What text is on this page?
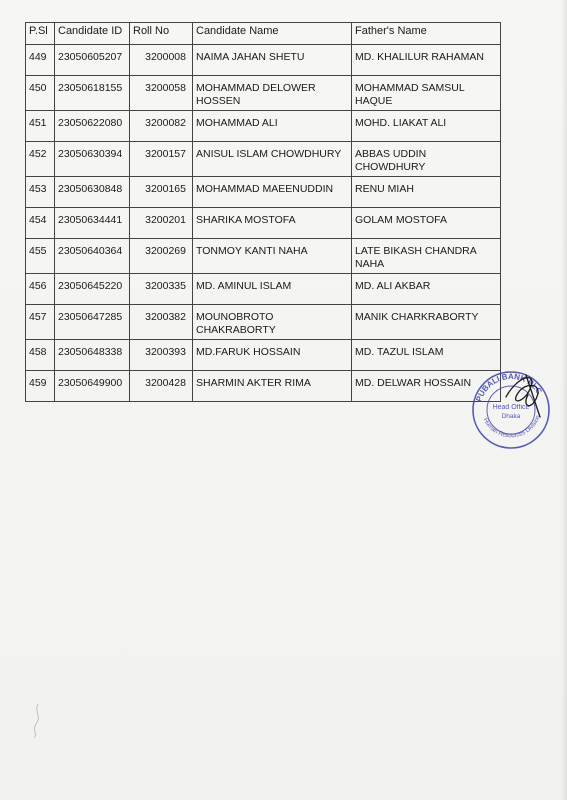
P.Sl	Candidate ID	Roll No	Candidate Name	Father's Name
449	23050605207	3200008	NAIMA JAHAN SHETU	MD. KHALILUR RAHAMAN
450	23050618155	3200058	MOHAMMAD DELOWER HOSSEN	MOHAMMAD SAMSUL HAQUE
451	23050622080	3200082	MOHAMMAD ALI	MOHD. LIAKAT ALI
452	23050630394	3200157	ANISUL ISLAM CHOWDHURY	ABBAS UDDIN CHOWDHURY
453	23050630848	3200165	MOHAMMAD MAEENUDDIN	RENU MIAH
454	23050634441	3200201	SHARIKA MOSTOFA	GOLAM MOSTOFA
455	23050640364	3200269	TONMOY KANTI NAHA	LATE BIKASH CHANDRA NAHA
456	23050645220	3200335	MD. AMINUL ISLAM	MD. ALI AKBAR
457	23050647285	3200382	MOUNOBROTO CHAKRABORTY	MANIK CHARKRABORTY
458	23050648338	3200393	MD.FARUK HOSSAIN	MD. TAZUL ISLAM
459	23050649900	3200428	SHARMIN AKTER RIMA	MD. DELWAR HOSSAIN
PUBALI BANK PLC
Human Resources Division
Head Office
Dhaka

- [Problem details] Keep every word of the data as it is when you write it out, but drop the pictures.

- [Complete answer]
What text is on this page?
P.Sl	Candidate ID	Roll No	Candidate Name	Father's Name
449	23050605207	3200008	NAIMA JAHAN SHETU	MD. KHALILUR RAHAMAN
450	23050618155	3200058	MOHAMMAD DELOWER HOSSEN	MOHAMMAD SAMSUL HAQUE
451	23050622080	3200082	MOHAMMAD ALI	MOHD. LIAKAT ALI
452	23050630394	3200157	ANISUL ISLAM CHOWDHURY	ABBAS UDDIN CHOWDHURY
453	23050630848	3200165	MOHAMMAD MAEENUDDIN	RENU MIAH
454	23050634441	3200201	SHARIKA MOSTOFA	GOLAM MOSTOFA
455	23050640364	3200269	TONMOY KANTI NAHA	LATE BIKASH CHANDRA NAHA
456	23050645220	3200335	MD. AMINUL ISLAM	MD. ALI AKBAR
457	23050647285	3200382	MOUNOBROTO CHAKRABORTY	MANIK CHARKRABORTY
458	23050648338	3200393	MD.FARUK HOSSAIN	MD. TAZUL ISLAM
459	23050649900	3200428	SHARMIN AKTER RIMA	MD. DELWAR HOSSAIN
PUBALI BANK PLC
Human Resources Division
Head Office
Dhaka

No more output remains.